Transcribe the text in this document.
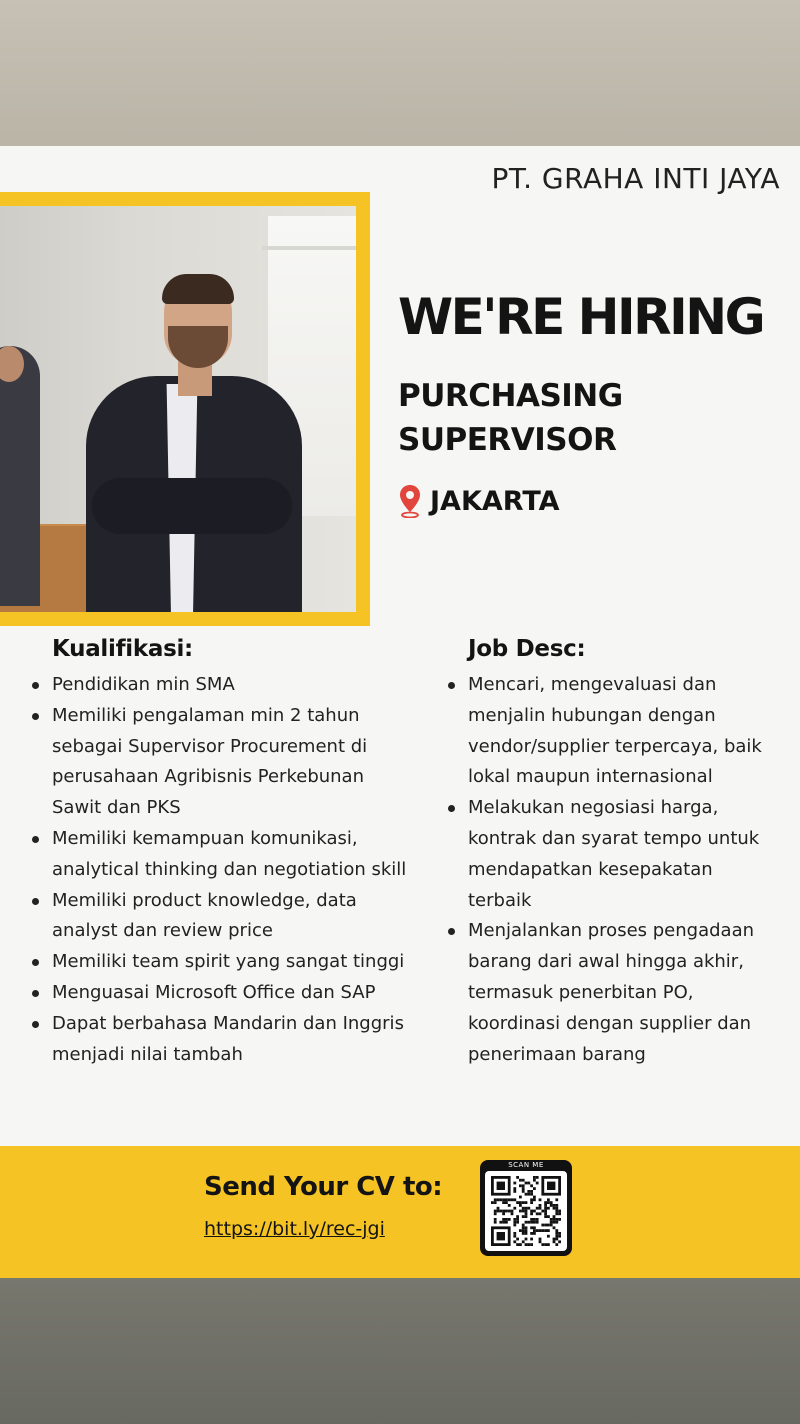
PT. GRAHA INTI JAYA
WE'RE HIRING
PURCHASING
SUPERVISOR
JAKARTA
Kualifikasi:
Pendidikan min SMA
Memiliki pengalaman min 2 tahun sebagai Supervisor Procurement di perusahaan Agribisnis Perkebunan Sawit dan PKS
Memiliki kemampuan komunikasi, analytical thinking dan negotiation skill
Memiliki product knowledge, data analyst dan review price
Memiliki team spirit yang sangat tinggi
Menguasai Microsoft Office dan SAP
Dapat berbahasa Mandarin dan Inggris menjadi nilai tambah
Job Desc:
Mencari, mengevaluasi dan menjalin hubungan dengan vendor/supplier terpercaya, baik lokal maupun internasional
Melakukan negosiasi harga, kontrak dan syarat tempo untuk mendapatkan kesepakatan terbaik
Menjalankan proses pengadaan barang dari awal hingga akhir, termasuk penerbitan PO, koordinasi dengan supplier dan penerimaan barang
Send Your CV to:
https://bit.ly/rec-jgi
SCAN ME
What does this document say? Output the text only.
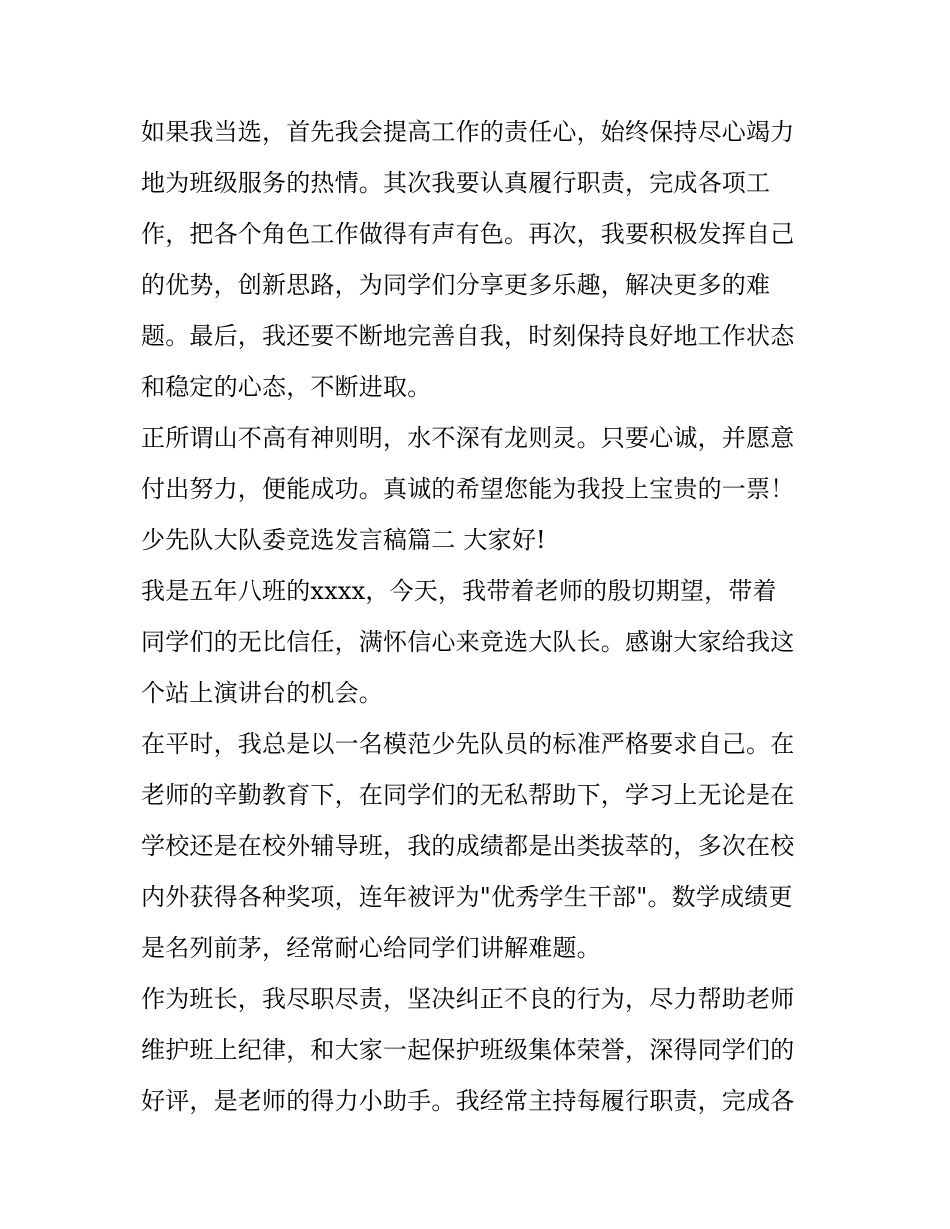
如果我当选，首先我会提高工作的责任心，始终保持尽心竭力
地为班级服务的热情。其次我要认真履行职责，完成各项工
作，把各个角色工作做得有声有色。再次，我要积极发挥自己
的优势，创新思路，为同学们分享更多乐趣，解决更多的难
题。最后，我还要不断地完善自我，时刻保持良好地工作状态
和稳定的心态，不断进取。
正所谓山不高有神则明，水不深有龙则灵。只要心诚，并愿意
付出努力，便能成功。真诚的希望您能为我投上宝贵的一票！
少先队大队委竞选发言稿篇二 大家好!
我是五年八班的xxxx，今天，我带着老师的殷切期望，带着
同学们的无比信任，满怀信心来竞选大队长。感谢大家给我这
个站上演讲台的机会。
在平时，我总是以一名模范少先队员的标准严格要求自己。在
老师的辛勤教育下，在同学们的无私帮助下，学习上无论是在
学校还是在校外辅导班，我的成绩都是出类拔萃的，多次在校
内外获得各种奖项，连年被评为"优秀学生干部"。数学成绩更
是名列前茅，经常耐心给同学们讲解难题。
作为班长，我尽职尽责，坚决纠正不良的行为，尽力帮助老师
维护班上纪律，和大家一起保护班级集体荣誉，深得同学们的
好评，是老师的得力小助手。我经常主持每履行职责，完成各
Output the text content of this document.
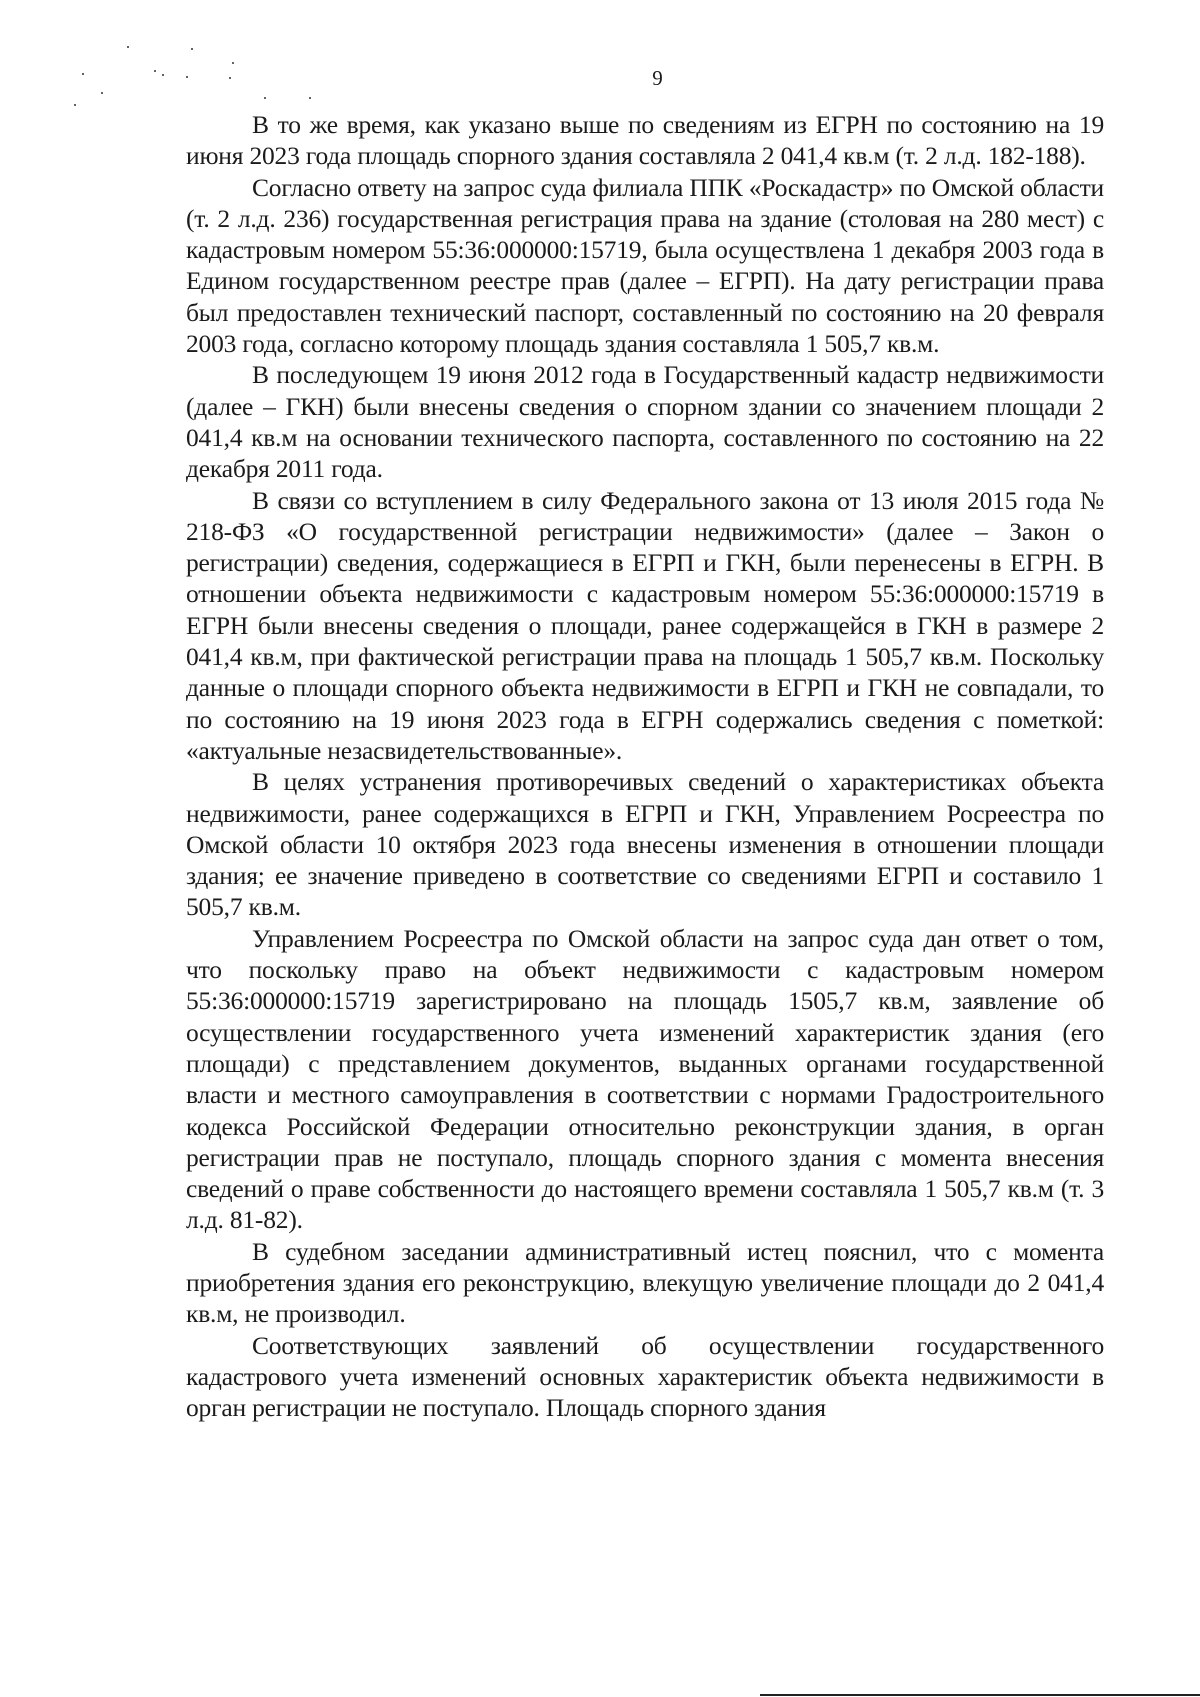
9

В то же время, как указано выше по сведениям из ЕГРН по состоянию на 19 июня 2023 года площадь спорного здания составляла 2 041,4 кв.м (т. 2 л.д. 182-188).

Согласно ответу на запрос суда филиала ППК «Роскадастр» по Омской области (т. 2 л.д. 236) государственная регистрация права на здание (столовая на 280 мест) с кадастровым номером 55:36:000000:15719, была осуществлена 1 декабря 2003 года в Едином государственном реестре прав (далее – ЕГРП). На дату регистрации права был предоставлен технический паспорт, составленный по состоянию на 20 февраля 2003 года, согласно которому площадь здания составляла 1 505,7 кв.м.

В последующем 19 июня 2012 года в Государственный кадастр недвижимости (далее – ГКН) были внесены сведения о спорном здании со значением площади 2 041,4 кв.м на основании технического паспорта, составленного по состоянию на 22 декабря 2011 года.

В связи со вступлением в силу Федерального закона от 13 июля 2015 года № 218-ФЗ «О государственной регистрации недвижимости» (далее – Закон о регистрации) сведения, содержащиеся в ЕГРП и ГКН, были перенесены в ЕГРН. В отношении объекта недвижимости с кадастровым номером 55:36:000000:15719 в ЕГРН были внесены сведения о площади, ранее содержащейся в ГКН в размере 2 041,4 кв.м, при фактической регистрации права на площадь 1 505,7 кв.м. Поскольку данные о площади спорного объекта недвижимости в ЕГРП и ГКН не совпадали, то по состоянию на 19 июня 2023 года в ЕГРН содержались сведения с пометкой: «актуальные незасвидетельствованные».

В целях устранения противоречивых сведений о характеристиках объекта недвижимости, ранее содержащихся в ЕГРП и ГКН, Управлением Росреестра по Омской области 10 октября 2023 года внесены изменения в отношении площади здания; ее значение приведено в соответствие со сведениями ЕГРП и составило 1 505,7 кв.м.

Управлением Росреестра по Омской области на запрос суда дан ответ о том, что поскольку право на объект недвижимости с кадастровым номером 55:36:000000:15719 зарегистрировано на площадь 1505,7 кв.м, заявление об осуществлении государственного учета изменений характеристик здания (его площади) с представлением документов, выданных органами государственной власти и местного самоуправления в соответствии с нормами Градостроительного кодекса Российской Федерации относительно реконструкции здания, в орган регистрации прав не поступало, площадь спорного здания с момента внесения сведений о праве собственности до настоящего времени составляла 1 505,7 кв.м (т. 3 л.д. 81-82).

В судебном заседании административный истец пояснил, что с момента приобретения здания его реконструкцию, влекущую увеличение площади до 2 041,4 кв.м, не производил.

Соответствующих заявлений об осуществлении государственного кадастрового учета изменений основных характеристик объекта недвижимости в орган регистрации не поступало. Площадь спорного здания
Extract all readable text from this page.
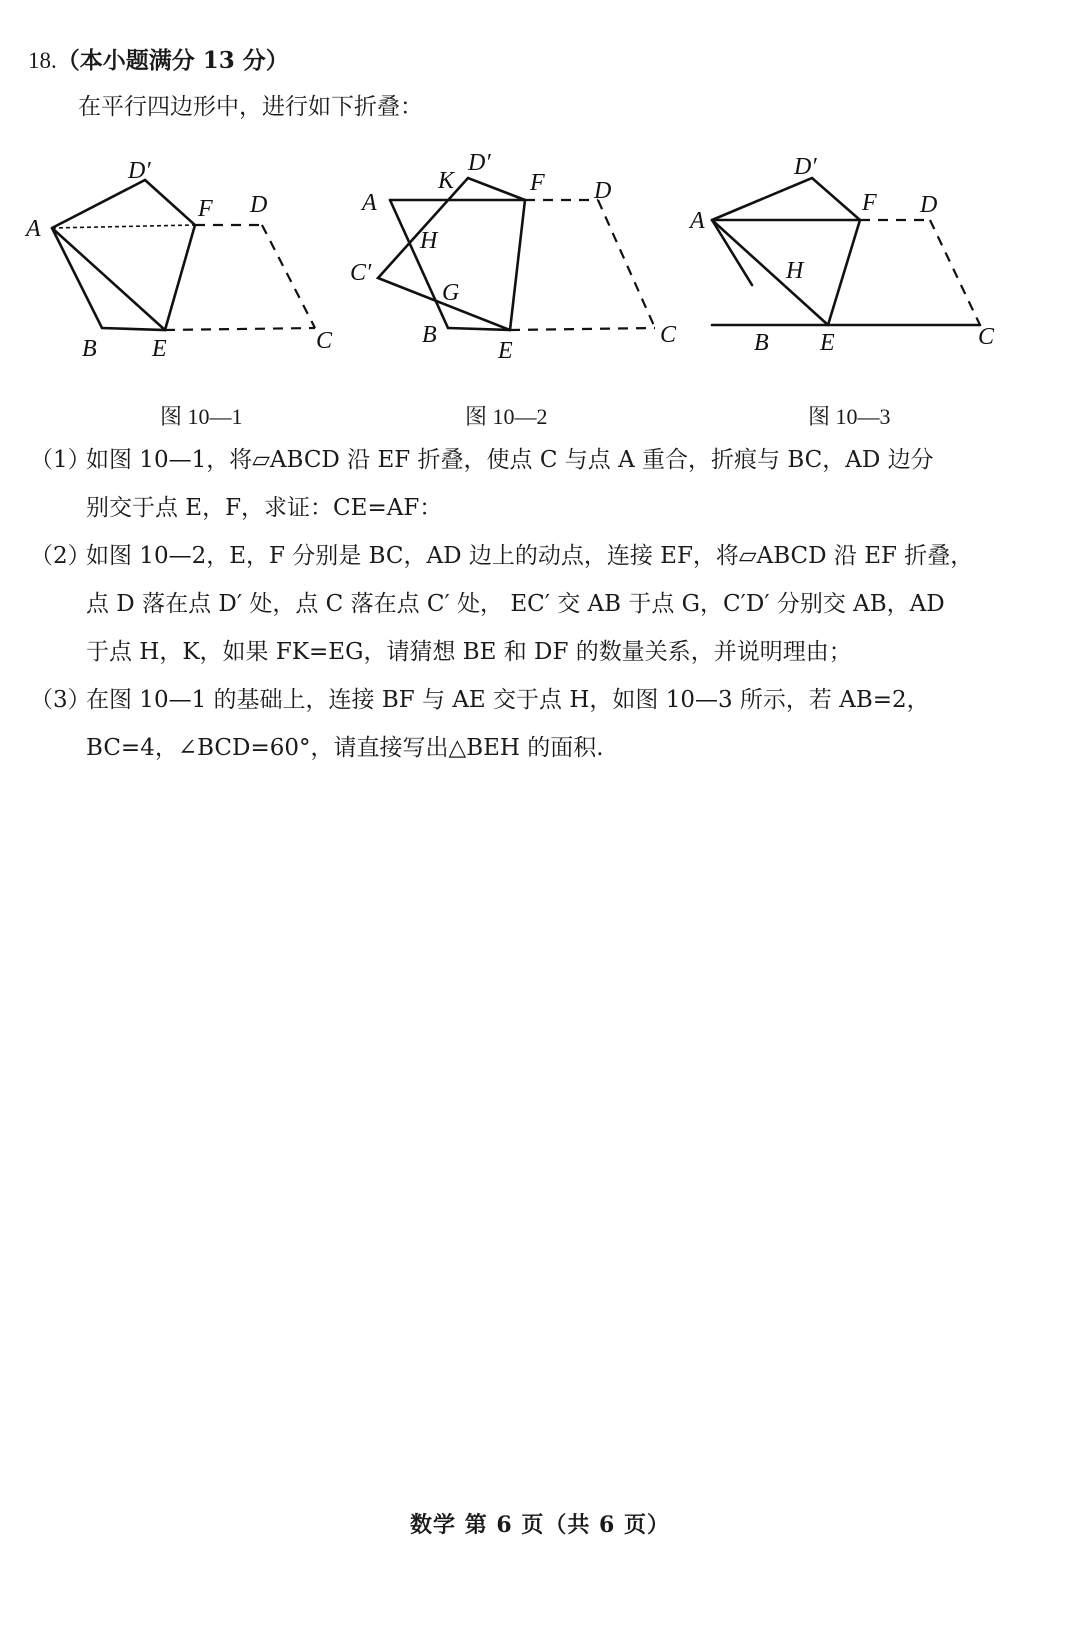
18.（本小题满分 13 分）
在平行四边形中，进行如下折叠：
A
B E	C
D
F
D′
图 10—1
A
K
D′
F D
H
C′
G
B
E
C
图 10—2
A
D′
F D
H
B E	C
图 10—3
（1）如图 10—1，将▱ABCD 沿 EF 折叠，使点 C 与点 A 重合，折痕与 BC，AD 边分
别交于点 E，F，求证：CE=AF：
（2）如图 10—2，E，F 分别是 BC，AD 边上的动点，连接 EF，将▱ABCD 沿 EF 折叠，
点 D 落在点 D′ 处，点 C 落在点 C′ 处， EC′ 交 AB 于点 G，C′D′ 分别交 AB，AD
于点 H，K，如果 FK=EG，请猜想 BE 和 DF 的数量关系，并说明理由；
（3）在图 10—1 的基础上，连接 BF 与 AE 交于点 H，如图 10—3 所示，若 AB=2，
BC=4，∠BCD=60°，请直接写出△BEH 的面积.
数学 第 6 页（共 6 页）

--

▸ **Task details**
Transcribe the complete set of entries verbatim. No pictures belong in the copy.

▸ **Solution for this problem**
Transcribe the text in this document.
PT. GRAHA INTI JAYA
WE'RE HIRING
PURCHASING
SUPERVISOR
JAKARTA
Kualifikasi:
Pendidikan min SMA
Memiliki pengalaman min 2 tahun sebagai Supervisor Procurement di perusahaan Agribisnis Perkebunan Sawit dan PKS
Memiliki kemampuan komunikasi, analytical thinking dan negotiation skill
Memiliki product knowledge, data analyst dan review price
Memiliki team spirit yang sangat tinggi
Menguasai Microsoft Office dan SAP
Dapat berbahasa Mandarin dan Inggris menjadi nilai tambah
Job Desc:
Mencari, mengevaluasi dan menjalin hubungan dengan vendor/supplier terpercaya, baik lokal maupun internasional
Melakukan negosiasi harga, kontrak dan syarat tempo untuk mendapatkan kesepakatan terbaik
Menjalankan proses pengadaan barang dari awal hingga akhir, termasuk penerbitan PO, koordinasi dengan supplier dan penerimaan barang
Send Your CV to:
https://bit.ly/rec-jgi
SCAN ME
What does this document say? Output the text only.
如果我当选，首先我会提高工作的责任心，始终保持尽心竭力
地为班级服务的热情。其次我要认真履行职责，完成各项工
作，把各个角色工作做得有声有色。再次，我要积极发挥自己
的优势，创新思路，为同学们分享更多乐趣，解决更多的难
题。最后，我还要不断地完善自我，时刻保持良好地工作状态
和稳定的心态，不断进取。
正所谓山不高有神则明，水不深有龙则灵。只要心诚，并愿意
付出努力，便能成功。真诚的希望您能为我投上宝贵的一票！
少先队大队委竞选发言稿篇二 大家好!
我是五年八班的xxxx，今天，我带着老师的殷切期望，带着
同学们的无比信任，满怀信心来竞选大队长。感谢大家给我这
个站上演讲台的机会。
在平时，我总是以一名模范少先队员的标准严格要求自己。在
老师的辛勤教育下，在同学们的无私帮助下，学习上无论是在
学校还是在校外辅导班，我的成绩都是出类拔萃的，多次在校
内外获得各种奖项，连年被评为"优秀学生干部"。数学成绩更
是名列前茅，经常耐心给同学们讲解难题。
作为班长，我尽职尽责，坚决纠正不良的行为，尽力帮助老师
维护班上纪律，和大家一起保护班级集体荣誉，深得同学们的
好评，是老师的得力小助手。我经常主持每履行职责，完成各
Output the text content of this document.
9

В то же время, как указано выше по сведениям из ЕГРН по состоянию на 19 июня 2023 года площадь спорного здания составляла 2 041,4 кв.м (т. 2 л.д. 182-188).

Согласно ответу на запрос суда филиала ППК «Роскадастр» по Омской области (т. 2 л.д. 236) государственная регистрация права на здание (столовая на 280 мест) с кадастровым номером 55:36:000000:15719, была осуществлена 1 декабря 2003 года в Едином государственном реестре прав (далее – ЕГРП). На дату регистрации права был предоставлен технический паспорт, составленный по состоянию на 20 февраля 2003 года, согласно которому площадь здания составляла 1 505,7 кв.м.

В последующем 19 июня 2012 года в Государственный кадастр недвижимости (далее – ГКН) были внесены сведения о спорном здании со значением площади 2 041,4 кв.м на основании технического паспорта, составленного по состоянию на 22 декабря 2011 года.

В связи со вступлением в силу Федерального закона от 13 июля 2015 года № 218-ФЗ «О государственной регистрации недвижимости» (далее – Закон о регистрации) сведения, содержащиеся в ЕГРП и ГКН, были перенесены в ЕГРН. В отношении объекта недвижимости с кадастровым номером 55:36:000000:15719 в ЕГРН были внесены сведения о площади, ранее содержащейся в ГКН в размере 2 041,4 кв.м, при фактической регистрации права на площадь 1 505,7 кв.м. Поскольку данные о площади спорного объекта недвижимости в ЕГРП и ГКН не совпадали, то по состоянию на 19 июня 2023 года в ЕГРН содержались сведения с пометкой: «актуальные незасвидетельствованные».

В целях устранения противоречивых сведений о характеристиках объекта недвижимости, ранее содержащихся в ЕГРП и ГКН, Управлением Росреестра по Омской области 10 октября 2023 года внесены изменения в отношении площади здания; ее значение приведено в соответствие со сведениями ЕГРП и составило 1 505,7 кв.м.

Управлением Росреестра по Омской области на запрос суда дан ответ о том, что поскольку право на объект недвижимости с кадастровым номером 55:36:000000:15719 зарегистрировано на площадь 1505,7 кв.м, заявление об осуществлении государственного учета изменений характеристик здания (его площади) с представлением документов, выданных органами государственной власти и местного самоуправления в соответствии с нормами Градостроительного кодекса Российской Федерации относительно реконструкции здания, в орган регистрации прав не поступало, площадь спорного здания с момента внесения сведений о праве собственности до настоящего времени составляла 1 505,7 кв.м (т. 3 л.д. 81-82).

В судебном заседании административный истец пояснил, что с момента приобретения здания его реконструкцию, влекущую увеличение площади до 2 041,4 кв.м, не производил.

Соответствующих заявлений об осуществлении государственного кадастрового учета изменений основных характеристик объекта недвижимости в орган регистрации не поступало. Площадь спорного здания
Extract all readable text from this page.
18.（本小题满分 13 分）
在平行四边形中，进行如下折叠：
A
B E	C
D
F
D′
图 10—1
A
K
D′
F D
H
C′
G
B
E
C
图 10—2
A
D′
F D
H
B E	C
图 10—3
（1）如图 10—1，将▱ABCD 沿 EF 折叠，使点 C 与点 A 重合，折痕与 BC，AD 边分
别交于点 E，F，求证：CE=AF：
（2）如图 10—2，E，F 分别是 BC，AD 边上的动点，连接 EF，将▱ABCD 沿 EF 折叠，
点 D 落在点 D′ 处，点 C 落在点 C′ 处， EC′ 交 AB 于点 G，C′D′ 分别交 AB，AD
于点 H，K，如果 FK=EG，请猜想 BE 和 DF 的数量关系，并说明理由；
（3）在图 10—1 的基础上，连接 BF 与 AE 交于点 H，如图 10—3 所示，若 AB=2，
BC=4，∠BCD=60°，请直接写出△BEH 的面积.
数学 第 6 页（共 6 页）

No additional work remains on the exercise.